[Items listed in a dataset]
+===+

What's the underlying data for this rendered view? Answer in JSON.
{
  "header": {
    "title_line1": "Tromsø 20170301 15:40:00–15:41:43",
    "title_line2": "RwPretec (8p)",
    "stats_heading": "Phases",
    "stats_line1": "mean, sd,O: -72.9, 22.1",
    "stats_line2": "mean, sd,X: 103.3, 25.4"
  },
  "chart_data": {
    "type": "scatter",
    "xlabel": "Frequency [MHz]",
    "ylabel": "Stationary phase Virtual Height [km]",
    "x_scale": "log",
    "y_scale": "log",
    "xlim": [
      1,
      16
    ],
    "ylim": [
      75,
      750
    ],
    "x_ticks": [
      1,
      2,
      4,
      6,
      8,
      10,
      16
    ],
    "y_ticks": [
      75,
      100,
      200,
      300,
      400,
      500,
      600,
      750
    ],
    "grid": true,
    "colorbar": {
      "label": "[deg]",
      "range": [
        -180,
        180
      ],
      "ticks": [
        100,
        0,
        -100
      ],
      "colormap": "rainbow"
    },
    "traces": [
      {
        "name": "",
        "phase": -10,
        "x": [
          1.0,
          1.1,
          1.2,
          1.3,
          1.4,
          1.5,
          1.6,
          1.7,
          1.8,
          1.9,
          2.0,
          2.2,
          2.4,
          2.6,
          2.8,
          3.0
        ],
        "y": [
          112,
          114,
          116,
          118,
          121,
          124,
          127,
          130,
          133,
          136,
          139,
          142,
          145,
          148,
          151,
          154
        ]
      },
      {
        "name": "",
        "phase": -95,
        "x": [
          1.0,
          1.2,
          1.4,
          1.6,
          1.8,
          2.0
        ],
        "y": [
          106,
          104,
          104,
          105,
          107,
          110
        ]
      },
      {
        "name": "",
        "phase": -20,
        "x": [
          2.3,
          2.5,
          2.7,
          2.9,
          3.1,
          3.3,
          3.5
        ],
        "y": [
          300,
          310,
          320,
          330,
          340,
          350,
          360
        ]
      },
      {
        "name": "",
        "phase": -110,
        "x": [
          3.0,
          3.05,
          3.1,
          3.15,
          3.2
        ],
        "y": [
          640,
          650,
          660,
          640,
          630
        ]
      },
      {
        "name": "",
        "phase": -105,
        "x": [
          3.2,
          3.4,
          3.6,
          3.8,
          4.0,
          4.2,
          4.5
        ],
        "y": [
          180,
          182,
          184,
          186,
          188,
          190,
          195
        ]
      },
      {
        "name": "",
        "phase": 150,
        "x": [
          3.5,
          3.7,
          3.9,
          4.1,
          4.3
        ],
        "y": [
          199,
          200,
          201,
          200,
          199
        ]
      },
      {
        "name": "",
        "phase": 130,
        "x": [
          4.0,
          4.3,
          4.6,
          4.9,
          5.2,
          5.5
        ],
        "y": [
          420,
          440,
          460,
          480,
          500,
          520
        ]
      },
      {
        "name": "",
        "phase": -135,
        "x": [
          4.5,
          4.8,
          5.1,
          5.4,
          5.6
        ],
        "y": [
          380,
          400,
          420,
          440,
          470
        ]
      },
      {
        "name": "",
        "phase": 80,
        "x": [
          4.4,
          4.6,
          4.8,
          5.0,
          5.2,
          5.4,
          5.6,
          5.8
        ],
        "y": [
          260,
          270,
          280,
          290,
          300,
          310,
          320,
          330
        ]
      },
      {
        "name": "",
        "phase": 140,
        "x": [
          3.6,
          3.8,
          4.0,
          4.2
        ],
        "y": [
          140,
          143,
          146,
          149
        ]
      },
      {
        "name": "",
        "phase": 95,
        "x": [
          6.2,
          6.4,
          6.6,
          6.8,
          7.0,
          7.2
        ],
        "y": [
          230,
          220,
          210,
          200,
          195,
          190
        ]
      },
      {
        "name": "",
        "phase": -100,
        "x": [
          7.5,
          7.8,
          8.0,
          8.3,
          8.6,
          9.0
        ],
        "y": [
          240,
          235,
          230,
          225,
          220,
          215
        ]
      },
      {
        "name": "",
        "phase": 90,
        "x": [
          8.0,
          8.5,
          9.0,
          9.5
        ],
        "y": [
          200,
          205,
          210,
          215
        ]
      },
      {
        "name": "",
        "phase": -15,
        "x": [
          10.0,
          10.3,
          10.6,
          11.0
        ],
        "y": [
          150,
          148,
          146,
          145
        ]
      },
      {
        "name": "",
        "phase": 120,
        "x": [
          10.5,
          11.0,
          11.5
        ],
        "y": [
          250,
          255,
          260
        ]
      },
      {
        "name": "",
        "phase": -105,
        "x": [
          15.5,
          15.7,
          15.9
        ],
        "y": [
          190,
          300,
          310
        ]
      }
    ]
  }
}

+===+

Using the entries above, state how many lines include the word "mean", with no other words.

2